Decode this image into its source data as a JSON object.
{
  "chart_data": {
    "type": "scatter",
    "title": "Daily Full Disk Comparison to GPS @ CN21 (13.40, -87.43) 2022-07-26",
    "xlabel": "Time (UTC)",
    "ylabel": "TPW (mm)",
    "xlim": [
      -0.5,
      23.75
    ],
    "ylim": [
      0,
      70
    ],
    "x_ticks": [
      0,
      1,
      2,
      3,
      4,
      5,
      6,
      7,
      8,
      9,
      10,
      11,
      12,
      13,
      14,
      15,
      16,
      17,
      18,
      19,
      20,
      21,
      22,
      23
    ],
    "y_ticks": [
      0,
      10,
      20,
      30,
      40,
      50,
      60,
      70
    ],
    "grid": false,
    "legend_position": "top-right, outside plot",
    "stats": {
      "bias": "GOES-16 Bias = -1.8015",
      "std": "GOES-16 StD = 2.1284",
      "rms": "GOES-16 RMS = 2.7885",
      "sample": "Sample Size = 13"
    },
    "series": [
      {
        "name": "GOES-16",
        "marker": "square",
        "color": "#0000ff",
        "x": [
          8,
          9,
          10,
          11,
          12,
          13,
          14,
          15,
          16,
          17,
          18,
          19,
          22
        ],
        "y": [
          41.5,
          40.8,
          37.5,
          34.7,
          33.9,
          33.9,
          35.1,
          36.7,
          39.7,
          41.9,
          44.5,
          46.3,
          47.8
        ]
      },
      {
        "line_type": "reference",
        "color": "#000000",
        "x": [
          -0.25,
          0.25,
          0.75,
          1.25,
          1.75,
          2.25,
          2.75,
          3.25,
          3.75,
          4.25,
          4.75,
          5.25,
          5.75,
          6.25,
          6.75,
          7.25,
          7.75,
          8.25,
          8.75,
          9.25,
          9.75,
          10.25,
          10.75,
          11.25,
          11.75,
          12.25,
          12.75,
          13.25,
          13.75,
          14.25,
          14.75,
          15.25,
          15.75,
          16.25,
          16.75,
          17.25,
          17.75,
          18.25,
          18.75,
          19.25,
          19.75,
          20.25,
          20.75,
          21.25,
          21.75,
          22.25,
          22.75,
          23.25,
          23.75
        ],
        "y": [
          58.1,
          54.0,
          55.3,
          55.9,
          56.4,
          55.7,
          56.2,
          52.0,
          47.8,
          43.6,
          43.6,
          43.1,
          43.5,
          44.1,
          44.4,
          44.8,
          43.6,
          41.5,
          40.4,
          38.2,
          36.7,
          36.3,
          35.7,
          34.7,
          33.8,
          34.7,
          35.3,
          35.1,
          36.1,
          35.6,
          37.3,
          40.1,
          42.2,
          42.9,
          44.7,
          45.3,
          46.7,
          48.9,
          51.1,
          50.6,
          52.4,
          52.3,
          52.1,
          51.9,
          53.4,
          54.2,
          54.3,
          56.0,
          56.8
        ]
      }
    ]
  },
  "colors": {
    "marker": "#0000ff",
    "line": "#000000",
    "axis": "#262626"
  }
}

## What is expected:
Write the material out again word for word.

## Answer:
Decode this image into its source data as a JSON object.
{
  "chart_data": {
    "type": "scatter",
    "title": "Daily Full Disk Comparison to GPS @ CN21 (13.40, -87.43) 2022-07-26",
    "xlabel": "Time (UTC)",
    "ylabel": "TPW (mm)",
    "xlim": [
      -0.5,
      23.75
    ],
    "ylim": [
      0,
      70
    ],
    "x_ticks": [
      0,
      1,
      2,
      3,
      4,
      5,
      6,
      7,
      8,
      9,
      10,
      11,
      12,
      13,
      14,
      15,
      16,
      17,
      18,
      19,
      20,
      21,
      22,
      23
    ],
    "y_ticks": [
      0,
      10,
      20,
      30,
      40,
      50,
      60,
      70
    ],
    "grid": false,
    "legend_position": "top-right, outside plot",
    "stats": {
      "bias": "GOES-16 Bias = -1.8015",
      "std": "GOES-16 StD = 2.1284",
      "rms": "GOES-16 RMS = 2.7885",
      "sample": "Sample Size = 13"
    },
    "series": [
      {
        "name": "GOES-16",
        "marker": "square",
        "color": "#0000ff",
        "x": [
          8,
          9,
          10,
          11,
          12,
          13,
          14,
          15,
          16,
          17,
          18,
          19,
          22
        ],
        "y": [
          41.5,
          40.8,
          37.5,
          34.7,
          33.9,
          33.9,
          35.1,
          36.7,
          39.7,
          41.9,
          44.5,
          46.3,
          47.8
        ]
      },
      {
        "line_type": "reference",
        "color": "#000000",
        "x": [
          -0.25,
          0.25,
          0.75,
          1.25,
          1.75,
          2.25,
          2.75,
          3.25,
          3.75,
          4.25,
          4.75,
          5.25,
          5.75,
          6.25,
          6.75,
          7.25,
          7.75,
          8.25,
          8.75,
          9.25,
          9.75,
          10.25,
          10.75,
          11.25,
          11.75,
          12.25,
          12.75,
          13.25,
          13.75,
          14.25,
          14.75,
          15.25,
          15.75,
          16.25,
          16.75,
          17.25,
          17.75,
          18.25,
          18.75,
          19.25,
          19.75,
          20.25,
          20.75,
          21.25,
          21.75,
          22.25,
          22.75,
          23.25,
          23.75
        ],
        "y": [
          58.1,
          54.0,
          55.3,
          55.9,
          56.4,
          55.7,
          56.2,
          52.0,
          47.8,
          43.6,
          43.6,
          43.1,
          43.5,
          44.1,
          44.4,
          44.8,
          43.6,
          41.5,
          40.4,
          38.2,
          36.7,
          36.3,
          35.7,
          34.7,
          33.8,
          34.7,
          35.3,
          35.1,
          36.1,
          35.6,
          37.3,
          40.1,
          42.2,
          42.9,
          44.7,
          45.3,
          46.7,
          48.9,
          51.1,
          50.6,
          52.4,
          52.3,
          52.1,
          51.9,
          53.4,
          54.2,
          54.3,
          56.0,
          56.8
        ]
      }
    ]
  },
  "colors": {
    "marker": "#0000ff",
    "line": "#000000",
    "axis": "#262626"
  }
}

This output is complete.